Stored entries
◆ ◆ ◆
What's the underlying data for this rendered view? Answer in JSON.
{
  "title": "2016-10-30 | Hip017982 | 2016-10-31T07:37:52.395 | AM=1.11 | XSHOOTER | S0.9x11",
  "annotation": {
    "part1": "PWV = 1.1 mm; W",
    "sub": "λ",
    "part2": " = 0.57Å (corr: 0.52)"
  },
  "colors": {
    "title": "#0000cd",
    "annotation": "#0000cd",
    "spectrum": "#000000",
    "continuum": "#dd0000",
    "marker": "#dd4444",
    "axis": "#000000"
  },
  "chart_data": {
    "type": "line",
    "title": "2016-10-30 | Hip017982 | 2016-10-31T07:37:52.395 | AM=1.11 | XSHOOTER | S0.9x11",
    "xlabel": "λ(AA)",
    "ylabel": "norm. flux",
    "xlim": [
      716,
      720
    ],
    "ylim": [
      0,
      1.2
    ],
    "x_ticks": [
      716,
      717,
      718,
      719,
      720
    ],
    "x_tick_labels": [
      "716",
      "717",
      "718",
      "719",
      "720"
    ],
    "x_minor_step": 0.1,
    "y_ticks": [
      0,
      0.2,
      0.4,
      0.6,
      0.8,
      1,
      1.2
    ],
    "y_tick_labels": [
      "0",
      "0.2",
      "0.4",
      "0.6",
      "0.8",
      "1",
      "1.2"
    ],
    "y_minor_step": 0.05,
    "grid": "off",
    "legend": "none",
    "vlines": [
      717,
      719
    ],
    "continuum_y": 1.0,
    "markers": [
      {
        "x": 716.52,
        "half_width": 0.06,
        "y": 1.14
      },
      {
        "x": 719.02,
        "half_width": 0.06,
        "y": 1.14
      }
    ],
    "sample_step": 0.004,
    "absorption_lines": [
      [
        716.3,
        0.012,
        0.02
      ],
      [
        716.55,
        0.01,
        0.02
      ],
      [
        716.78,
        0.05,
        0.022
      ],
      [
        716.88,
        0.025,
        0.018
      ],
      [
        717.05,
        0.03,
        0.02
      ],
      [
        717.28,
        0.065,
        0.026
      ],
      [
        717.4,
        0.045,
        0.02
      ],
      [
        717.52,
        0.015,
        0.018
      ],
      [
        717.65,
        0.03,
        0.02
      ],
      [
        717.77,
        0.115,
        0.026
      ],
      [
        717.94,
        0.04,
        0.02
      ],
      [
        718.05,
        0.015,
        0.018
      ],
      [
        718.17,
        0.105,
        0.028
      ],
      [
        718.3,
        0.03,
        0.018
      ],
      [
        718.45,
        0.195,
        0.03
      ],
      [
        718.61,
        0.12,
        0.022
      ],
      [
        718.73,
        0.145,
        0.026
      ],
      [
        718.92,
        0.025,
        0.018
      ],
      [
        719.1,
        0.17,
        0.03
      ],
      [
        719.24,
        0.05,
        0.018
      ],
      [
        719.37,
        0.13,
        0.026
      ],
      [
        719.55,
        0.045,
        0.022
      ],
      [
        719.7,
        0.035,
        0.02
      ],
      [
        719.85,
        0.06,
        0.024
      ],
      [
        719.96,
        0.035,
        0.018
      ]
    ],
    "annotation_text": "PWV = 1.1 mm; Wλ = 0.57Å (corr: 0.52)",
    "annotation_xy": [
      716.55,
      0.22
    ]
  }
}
◆ ◆ ◆
Copy every line of the material in which the word "corr" occurs.

    "part2": " = 0.57Å (corr: 0.52)"
    "annotation_text": "PWV = 1.1 mm; Wλ = 0.57Å (corr: 0.52)",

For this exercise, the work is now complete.